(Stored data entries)
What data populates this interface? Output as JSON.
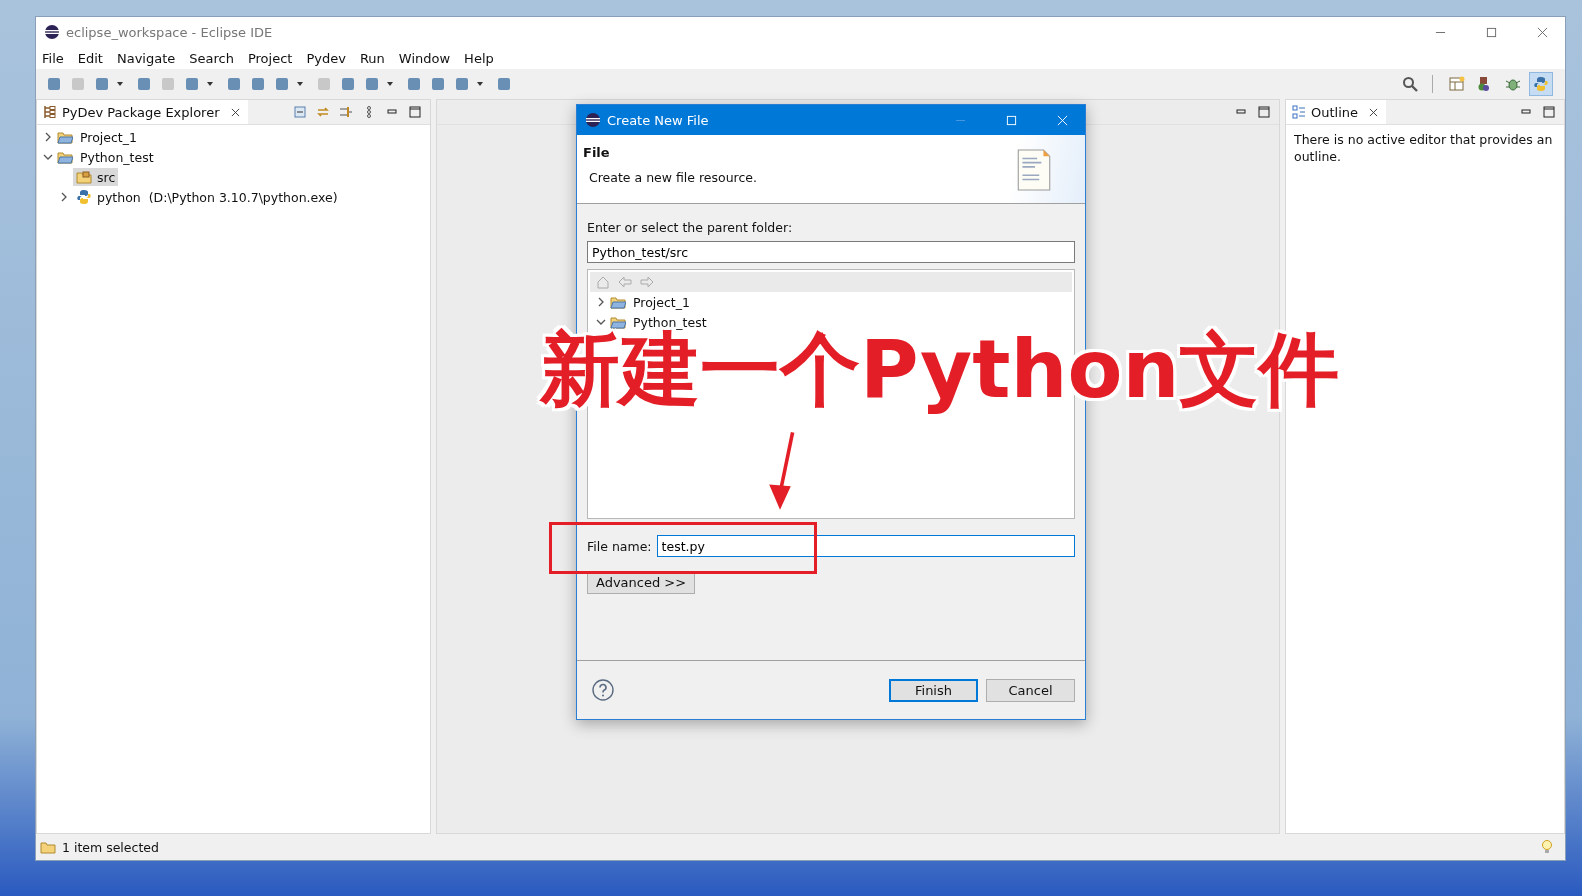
{
  "window": {
    "title": "eclipse_workspace - Eclipse IDE"
  },
  "menu": [
    "File",
    "Edit",
    "Navigate",
    "Search",
    "Project",
    "Pydev",
    "Run",
    "Window",
    "Help"
  ],
  "perspectives": [
    {
      "kind": "open",
      "selected": false
    },
    {
      "kind": "java",
      "selected": false
    },
    {
      "kind": "debug",
      "selected": false
    },
    {
      "kind": "python",
      "selected": true
    }
  ],
  "explorer": {
    "title": "PyDev Package Explorer",
    "tree": [
      {
        "label": "Project_1",
        "expanded": false,
        "selected": false
      },
      {
        "label": "Python_test",
        "expanded": true,
        "selected": false,
        "children": [
          {
            "label": "src",
            "kind": "folder",
            "selected": true
          },
          {
            "label": "python  (D:\\Python 3.10.7\\python.exe)",
            "kind": "interpreter",
            "expanded": false,
            "selected": false
          }
        ]
      }
    ]
  },
  "outline": {
    "title": "Outline",
    "message": "There is no active editor that provides an outline."
  },
  "status_bar": {
    "text": "1 item selected"
  },
  "dialog": {
    "title": "Create New File",
    "heading": "File",
    "description": "Create a new file resource.",
    "parent_label": "Enter or select the parent folder:",
    "parent_value": "Python_test/src",
    "tree": [
      {
        "label": "Project_1",
        "expanded": false
      },
      {
        "label": "Python_test",
        "expanded": true
      }
    ],
    "file_name_label": "File name:",
    "file_name_value": "test.py",
    "advanced_button": "Advanced >>",
    "buttons": [
      {
        "label": "Finish",
        "default": true
      },
      {
        "label": "Cancel",
        "default": false
      }
    ]
  },
  "annotation": {
    "text": "新建一个Python文件"
  }
}
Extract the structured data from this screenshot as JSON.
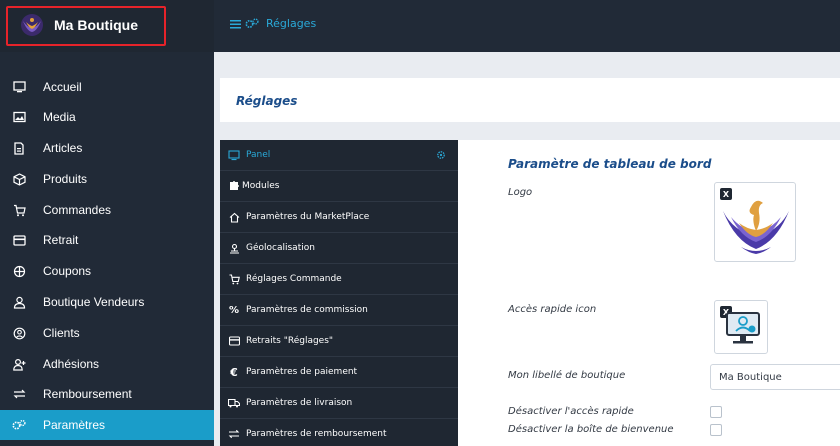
{
  "brand": {
    "name": "Ma Boutique",
    "logo_icon": "phoenix-logo-icon"
  },
  "topbar": {
    "menu_icon": "hamburger-icon",
    "settings_icon": "gears-icon",
    "title": "Réglages"
  },
  "sidebar": {
    "items": [
      {
        "label": "Accueil",
        "icon": "monitor-icon"
      },
      {
        "label": "Media",
        "icon": "image-icon"
      },
      {
        "label": "Articles",
        "icon": "document-icon"
      },
      {
        "label": "Produits",
        "icon": "box-icon"
      },
      {
        "label": "Commandes",
        "icon": "cart-icon"
      },
      {
        "label": "Retrait",
        "icon": "card-icon"
      },
      {
        "label": "Coupons",
        "icon": "coupon-icon"
      },
      {
        "label": "Boutique Vendeurs",
        "icon": "person-icon"
      },
      {
        "label": "Clients",
        "icon": "user-circle-icon"
      },
      {
        "label": "Adhésions",
        "icon": "user-plus-icon"
      },
      {
        "label": "Remboursement",
        "icon": "refund-icon"
      },
      {
        "label": "Paramètres",
        "icon": "gears-icon",
        "active": true
      }
    ]
  },
  "page": {
    "title": "Réglages"
  },
  "settings_menu": {
    "items": [
      {
        "label": "Panel",
        "icon": "monitor-icon",
        "active": true
      },
      {
        "label": "Modules",
        "icon": "puzzle-icon"
      },
      {
        "label": "Paramètres du MarketPlace",
        "icon": "home-icon"
      },
      {
        "label": "Géolocalisation",
        "icon": "location-icon"
      },
      {
        "label": "Réglages Commande",
        "icon": "cart-icon"
      },
      {
        "label": "Paramètres de commission",
        "icon": "percent-icon"
      },
      {
        "label": "Retraits \"Réglages\"",
        "icon": "card-icon"
      },
      {
        "label": "Paramètres de paiement",
        "icon": "euro-icon"
      },
      {
        "label": "Paramètres de livraison",
        "icon": "truck-icon"
      },
      {
        "label": "Paramètres de remboursement",
        "icon": "refund-icon"
      }
    ]
  },
  "content": {
    "section_title": "Paramètre de tableau de bord",
    "logo_label": "Logo",
    "quick_icon_label": "Accès rapide icon",
    "shop_label_label": "Mon libellé de boutique",
    "shop_label_value": "Ma Boutique",
    "disable_quick_access_label": "Désactiver l'accès rapide",
    "disable_welcome_box_label": "Désactiver la boîte de bienvenue",
    "remove_badge": "X"
  },
  "colors": {
    "sidebar_bg": "#212a37",
    "accent": "#1a9dc9",
    "title_blue": "#1b4d8a",
    "highlight": "#e6232a"
  }
}
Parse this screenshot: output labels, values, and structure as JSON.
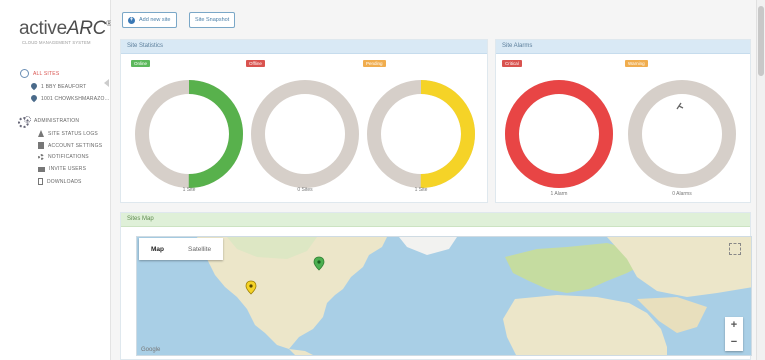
{
  "logo": {
    "text_a": "active",
    "text_b": "ARC",
    "mark": "®",
    "subtitle": "CLOUD MANAGEMENT SYSTEM"
  },
  "sidebar": {
    "items": [
      {
        "label": "ALL SITES",
        "icon": "globe-icon",
        "active": true
      },
      {
        "label": "1 BBY BEAUFORT",
        "icon": "map-pin-icon"
      },
      {
        "label": "1001 CHOWKSHMARAZO...",
        "icon": "map-pin-icon"
      }
    ],
    "admin": {
      "label": "ADMINISTRATION",
      "icon": "gears-icon",
      "items": [
        {
          "label": "SITE STATUS LOGS",
          "icon": "cone-icon"
        },
        {
          "label": "ACCOUNT SETTINGS",
          "icon": "document-icon"
        },
        {
          "label": "NOTIFICATIONS",
          "icon": "gear-icon"
        },
        {
          "label": "INVITE USERS",
          "icon": "mail-icon"
        },
        {
          "label": "DOWNLOADS",
          "icon": "file-icon"
        }
      ]
    }
  },
  "toolbar": {
    "add_site_label": "Add new site",
    "snapshot_label": "Site Snapshot"
  },
  "site_statistics": {
    "title": "Site Statistics",
    "donuts": [
      {
        "badge": "Online",
        "badge_color": "#5cb85c",
        "ring_color": "#58b14c",
        "fraction": 0.5,
        "caption": "1 Site"
      },
      {
        "badge": "Offline",
        "badge_color": "#d9534f",
        "ring_color": "#d9534f",
        "fraction": 0,
        "caption": "0 Sites"
      },
      {
        "badge": "Pending",
        "badge_color": "#f0ad4e",
        "ring_color": "#f5d327",
        "fraction": 0.5,
        "caption": "1 Site"
      }
    ]
  },
  "site_alarms": {
    "title": "Site Alarms",
    "donuts": [
      {
        "badge": "Critical",
        "badge_color": "#d9534f",
        "ring_color": "#e84545",
        "fraction": 1,
        "caption": "1 Alarm"
      },
      {
        "badge": "Warning",
        "badge_color": "#f0ad4e",
        "ring_color": "#f0ad4e",
        "fraction": 0,
        "caption": "0 Alarms"
      }
    ]
  },
  "map": {
    "title": "Sites Map",
    "tab_map": "Map",
    "tab_satellite": "Satellite",
    "zoom_in": "+",
    "zoom_out": "−",
    "attribution": "Google",
    "colors": {
      "water": "#a9cfe6",
      "land": "#ece6c9",
      "green_land": "#c5dca0"
    }
  }
}
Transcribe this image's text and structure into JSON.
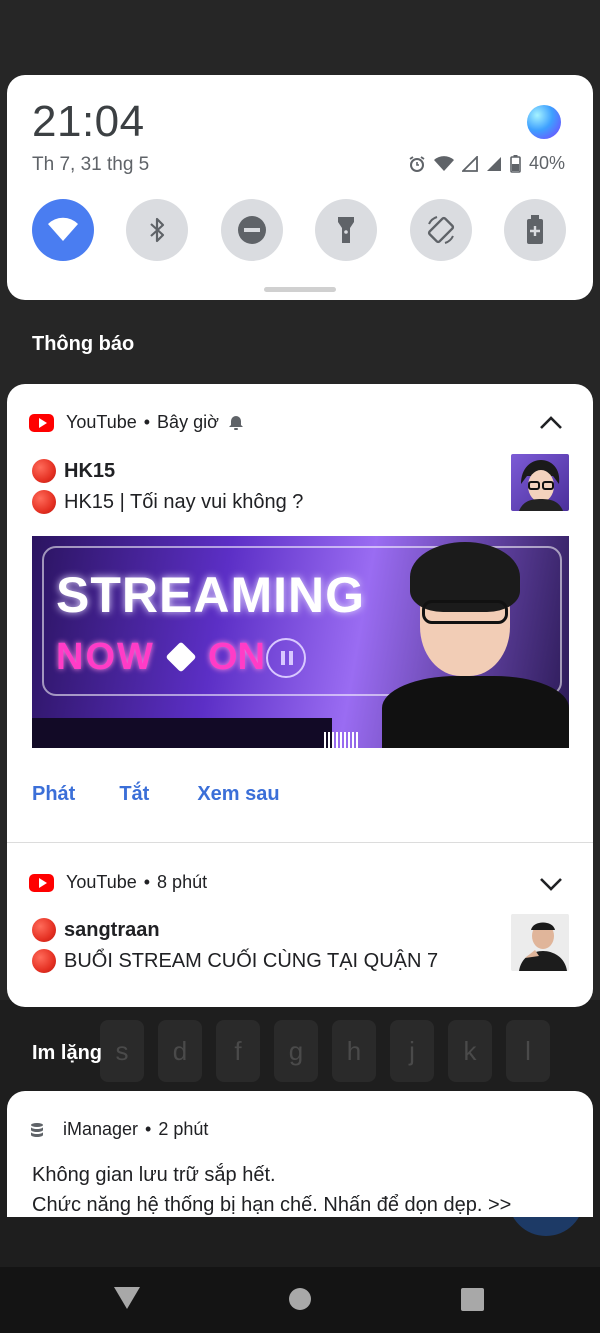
{
  "quick_settings": {
    "time": "21:04",
    "date": "Th 7, 31 thg 5",
    "battery": "40%",
    "tiles": [
      "wifi-icon",
      "bluetooth-icon",
      "dnd-icon",
      "flashlight-icon",
      "auto-rotate-icon",
      "battery-saver-icon"
    ],
    "active_color": "#4a7df1"
  },
  "sections": {
    "notifications": "Thông báo",
    "silent": "Im lặng"
  },
  "keyboard_bg": [
    "s",
    "d",
    "f",
    "g",
    "h",
    "j",
    "k",
    "l"
  ],
  "notif1": {
    "app": "YouTube",
    "time": "Bây giờ",
    "title": "HK15",
    "text": "HK15 | Tối nay vui không ?",
    "banner": {
      "streaming": "STREAMING",
      "now": "NOW",
      "on": "ON"
    },
    "actions": [
      "Phát",
      "Tắt",
      "Xem sau"
    ]
  },
  "notif2": {
    "app": "YouTube",
    "time": "8 phút",
    "title": "sangtraan",
    "text": "BUỔI STREAM CUỐI CÙNG TẠI QUẬN 7"
  },
  "notif3": {
    "app": "iManager",
    "time": "2 phút",
    "title": "Không gian lưu trữ sắp hết.",
    "text": "Chức năng hệ thống bị hạn chế. Nhấn để dọn dẹp. >>"
  },
  "separator": "•"
}
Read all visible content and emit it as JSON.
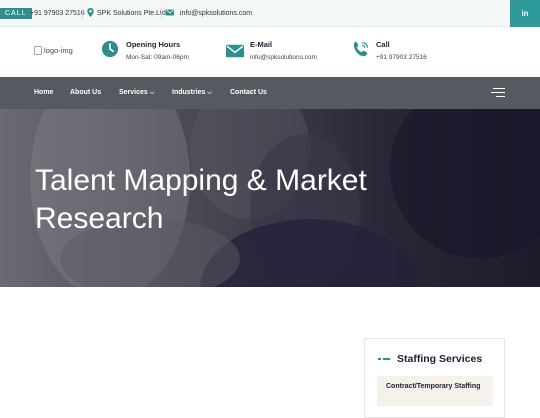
{
  "topbar": {
    "call_label": "CALL",
    "phone": "+91 97903 27516",
    "location": "SPK Solutions Pte.Ltd",
    "email": "info@spksolutions.com",
    "social": "in"
  },
  "header": {
    "logo_alt": "logo-img",
    "hours_title": "Opening Hours",
    "hours_value": "Mon-Sat: 09am-06pm",
    "email_title": "E-Mail",
    "email_value": "info@spksolutions.com",
    "call_title": "Call",
    "call_value": "+91 97903 27516"
  },
  "nav": {
    "items": [
      "Home",
      "About Us",
      "Services",
      "Industries",
      "Contact Us"
    ]
  },
  "hero": {
    "title": "Talent Mapping & Market Research"
  },
  "sidebar": {
    "title": "Staffing Services",
    "items": [
      "Contract/Temporary Staffing"
    ]
  },
  "colors": {
    "accent": "#2f8f8f",
    "nav_bg": "#565a60",
    "hero_bg": "#2a2838"
  }
}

Instruction: Identify each line of the material where the word "selected" shows up, and copy it.

Solution:
      "selected": false
      "selected": false
      "selected": false
      "selected": true
        "selected": false
        "selected": false,
            "selected": true
            "selected": false
    "text": "1 item selected"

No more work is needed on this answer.